*Exercise requirements*
Look for "Serialize everything readable" in the listing below, then copy exactly the line it appears in and all lines after it to the end, and nothing more.
---------------
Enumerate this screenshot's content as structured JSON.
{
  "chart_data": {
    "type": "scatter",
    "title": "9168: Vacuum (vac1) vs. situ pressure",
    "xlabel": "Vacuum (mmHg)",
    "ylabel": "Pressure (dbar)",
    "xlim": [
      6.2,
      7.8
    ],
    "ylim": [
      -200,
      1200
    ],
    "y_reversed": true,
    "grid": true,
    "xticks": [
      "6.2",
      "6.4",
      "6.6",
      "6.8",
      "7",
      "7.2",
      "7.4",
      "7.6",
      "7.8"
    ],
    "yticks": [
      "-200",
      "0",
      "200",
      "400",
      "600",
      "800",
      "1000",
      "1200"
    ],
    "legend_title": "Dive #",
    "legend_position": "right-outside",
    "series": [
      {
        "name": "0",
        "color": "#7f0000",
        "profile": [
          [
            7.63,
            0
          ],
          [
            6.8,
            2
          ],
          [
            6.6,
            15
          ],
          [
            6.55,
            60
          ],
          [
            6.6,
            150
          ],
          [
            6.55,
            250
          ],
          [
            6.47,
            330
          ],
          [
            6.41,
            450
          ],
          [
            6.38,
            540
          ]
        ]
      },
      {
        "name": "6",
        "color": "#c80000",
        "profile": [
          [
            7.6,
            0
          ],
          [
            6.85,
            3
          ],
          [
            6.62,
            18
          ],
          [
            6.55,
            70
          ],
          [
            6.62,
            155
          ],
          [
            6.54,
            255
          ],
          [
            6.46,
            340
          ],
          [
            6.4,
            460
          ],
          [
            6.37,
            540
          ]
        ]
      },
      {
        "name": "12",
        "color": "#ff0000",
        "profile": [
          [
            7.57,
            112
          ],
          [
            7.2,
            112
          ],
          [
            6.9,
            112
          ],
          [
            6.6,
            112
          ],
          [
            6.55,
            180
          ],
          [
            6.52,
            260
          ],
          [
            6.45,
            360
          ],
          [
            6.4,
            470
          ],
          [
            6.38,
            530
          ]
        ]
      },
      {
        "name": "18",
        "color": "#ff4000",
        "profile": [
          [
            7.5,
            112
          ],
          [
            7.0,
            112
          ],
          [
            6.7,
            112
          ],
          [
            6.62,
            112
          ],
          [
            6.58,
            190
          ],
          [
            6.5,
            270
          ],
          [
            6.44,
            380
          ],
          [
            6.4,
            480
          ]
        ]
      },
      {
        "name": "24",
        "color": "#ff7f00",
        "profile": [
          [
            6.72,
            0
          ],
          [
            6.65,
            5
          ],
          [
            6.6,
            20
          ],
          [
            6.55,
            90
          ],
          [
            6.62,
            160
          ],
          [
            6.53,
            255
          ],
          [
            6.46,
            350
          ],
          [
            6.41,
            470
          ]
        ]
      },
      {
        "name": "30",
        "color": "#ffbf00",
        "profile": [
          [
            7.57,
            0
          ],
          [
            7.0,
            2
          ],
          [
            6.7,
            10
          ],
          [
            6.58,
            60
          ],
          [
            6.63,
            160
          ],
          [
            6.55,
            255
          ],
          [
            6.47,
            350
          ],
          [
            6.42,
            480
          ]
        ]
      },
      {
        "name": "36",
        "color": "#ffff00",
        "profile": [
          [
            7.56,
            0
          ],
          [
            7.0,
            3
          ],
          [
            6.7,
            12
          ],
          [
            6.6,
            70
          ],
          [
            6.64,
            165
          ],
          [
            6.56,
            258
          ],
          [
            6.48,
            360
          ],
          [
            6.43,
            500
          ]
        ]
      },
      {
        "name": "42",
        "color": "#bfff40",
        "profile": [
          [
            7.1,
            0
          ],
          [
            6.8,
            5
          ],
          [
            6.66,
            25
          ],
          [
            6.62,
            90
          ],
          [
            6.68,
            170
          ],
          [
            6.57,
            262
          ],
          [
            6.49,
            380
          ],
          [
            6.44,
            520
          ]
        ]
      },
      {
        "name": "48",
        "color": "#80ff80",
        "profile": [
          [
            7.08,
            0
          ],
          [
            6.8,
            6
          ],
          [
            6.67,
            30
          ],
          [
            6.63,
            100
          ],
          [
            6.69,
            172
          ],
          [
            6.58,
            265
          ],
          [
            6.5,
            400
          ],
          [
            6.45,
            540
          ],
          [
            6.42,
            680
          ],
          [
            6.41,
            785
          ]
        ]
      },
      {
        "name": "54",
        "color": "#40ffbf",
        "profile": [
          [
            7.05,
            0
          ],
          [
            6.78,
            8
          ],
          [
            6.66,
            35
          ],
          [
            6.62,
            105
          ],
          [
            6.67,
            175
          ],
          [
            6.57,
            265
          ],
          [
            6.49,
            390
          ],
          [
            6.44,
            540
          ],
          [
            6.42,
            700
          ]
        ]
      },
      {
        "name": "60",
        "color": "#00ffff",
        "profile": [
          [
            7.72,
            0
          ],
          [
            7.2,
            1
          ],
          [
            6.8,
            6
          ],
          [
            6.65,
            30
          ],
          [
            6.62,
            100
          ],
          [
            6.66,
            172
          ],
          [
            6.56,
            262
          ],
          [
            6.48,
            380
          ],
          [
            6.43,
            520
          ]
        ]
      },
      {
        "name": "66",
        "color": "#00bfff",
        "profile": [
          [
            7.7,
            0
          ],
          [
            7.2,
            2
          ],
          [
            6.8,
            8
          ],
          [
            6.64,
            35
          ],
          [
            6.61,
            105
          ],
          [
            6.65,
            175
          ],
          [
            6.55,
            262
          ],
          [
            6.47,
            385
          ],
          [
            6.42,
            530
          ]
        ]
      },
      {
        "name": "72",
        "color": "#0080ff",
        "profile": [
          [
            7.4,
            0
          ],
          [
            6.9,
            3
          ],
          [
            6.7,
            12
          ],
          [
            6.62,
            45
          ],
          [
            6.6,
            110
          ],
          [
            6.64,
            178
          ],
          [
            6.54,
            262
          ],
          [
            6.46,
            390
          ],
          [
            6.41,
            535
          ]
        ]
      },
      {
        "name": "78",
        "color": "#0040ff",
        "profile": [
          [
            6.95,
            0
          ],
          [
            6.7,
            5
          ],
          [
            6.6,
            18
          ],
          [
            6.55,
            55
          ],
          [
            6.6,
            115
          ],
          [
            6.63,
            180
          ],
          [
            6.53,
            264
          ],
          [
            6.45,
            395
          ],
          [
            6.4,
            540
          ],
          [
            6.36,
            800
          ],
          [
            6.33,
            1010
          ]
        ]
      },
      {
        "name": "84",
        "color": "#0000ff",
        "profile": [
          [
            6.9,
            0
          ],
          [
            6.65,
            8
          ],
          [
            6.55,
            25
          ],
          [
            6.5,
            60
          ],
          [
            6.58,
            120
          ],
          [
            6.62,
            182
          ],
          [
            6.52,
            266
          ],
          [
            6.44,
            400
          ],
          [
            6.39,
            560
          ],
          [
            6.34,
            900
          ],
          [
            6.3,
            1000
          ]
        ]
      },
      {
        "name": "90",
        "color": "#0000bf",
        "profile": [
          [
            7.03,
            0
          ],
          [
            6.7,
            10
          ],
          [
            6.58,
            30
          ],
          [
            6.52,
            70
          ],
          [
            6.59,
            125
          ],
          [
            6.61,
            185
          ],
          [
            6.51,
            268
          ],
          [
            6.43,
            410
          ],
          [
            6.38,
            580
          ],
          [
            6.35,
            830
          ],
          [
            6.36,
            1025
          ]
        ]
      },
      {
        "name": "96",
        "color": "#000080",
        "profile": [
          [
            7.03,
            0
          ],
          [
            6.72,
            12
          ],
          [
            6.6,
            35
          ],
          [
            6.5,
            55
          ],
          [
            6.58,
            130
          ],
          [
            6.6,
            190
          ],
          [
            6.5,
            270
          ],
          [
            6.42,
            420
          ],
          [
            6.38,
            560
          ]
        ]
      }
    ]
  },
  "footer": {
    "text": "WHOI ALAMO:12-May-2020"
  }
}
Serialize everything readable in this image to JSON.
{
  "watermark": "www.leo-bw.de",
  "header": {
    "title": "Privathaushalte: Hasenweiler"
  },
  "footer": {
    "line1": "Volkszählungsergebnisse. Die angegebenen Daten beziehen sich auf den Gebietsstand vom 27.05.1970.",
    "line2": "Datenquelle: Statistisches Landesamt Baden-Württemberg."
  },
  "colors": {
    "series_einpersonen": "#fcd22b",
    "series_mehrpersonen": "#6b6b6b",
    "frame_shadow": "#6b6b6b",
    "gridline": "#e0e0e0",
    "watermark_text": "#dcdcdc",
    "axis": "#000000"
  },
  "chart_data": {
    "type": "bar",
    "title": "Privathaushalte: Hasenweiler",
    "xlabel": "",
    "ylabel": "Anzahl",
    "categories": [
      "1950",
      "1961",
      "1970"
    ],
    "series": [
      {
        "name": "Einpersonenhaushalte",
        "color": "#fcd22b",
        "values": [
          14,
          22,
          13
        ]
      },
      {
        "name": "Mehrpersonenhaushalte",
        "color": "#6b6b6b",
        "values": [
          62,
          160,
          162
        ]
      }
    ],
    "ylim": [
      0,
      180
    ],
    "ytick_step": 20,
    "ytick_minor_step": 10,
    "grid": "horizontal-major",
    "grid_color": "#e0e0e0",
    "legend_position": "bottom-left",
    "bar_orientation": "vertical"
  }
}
---------------
*Completed task*
Serialize everything readable in this image to JSON.
{
  "watermark": "www.leo-bw.de",
  "header": {
    "title": "Privathaushalte: Hasenweiler"
  },
  "footer": {
    "line1": "Volkszählungsergebnisse. Die angegebenen Daten beziehen sich auf den Gebietsstand vom 27.05.1970.",
    "line2": "Datenquelle: Statistisches Landesamt Baden-Württemberg."
  },
  "colors": {
    "series_einpersonen": "#fcd22b",
    "series_mehrpersonen": "#6b6b6b",
    "frame_shadow": "#6b6b6b",
    "gridline": "#e0e0e0",
    "watermark_text": "#dcdcdc",
    "axis": "#000000"
  },
  "chart_data": {
    "type": "bar",
    "title": "Privathaushalte: Hasenweiler",
    "xlabel": "",
    "ylabel": "Anzahl",
    "categories": [
      "1950",
      "1961",
      "1970"
    ],
    "series": [
      {
        "name": "Einpersonenhaushalte",
        "color": "#fcd22b",
        "values": [
          14,
          22,
          13
        ]
      },
      {
        "name": "Mehrpersonenhaushalte",
        "color": "#6b6b6b",
        "values": [
          62,
          160,
          162
        ]
      }
    ],
    "ylim": [
      0,
      180
    ],
    "ytick_step": 20,
    "ytick_minor_step": 10,
    "grid": "horizontal-major",
    "grid_color": "#e0e0e0",
    "legend_position": "bottom-left",
    "bar_orientation": "vertical"
  }
}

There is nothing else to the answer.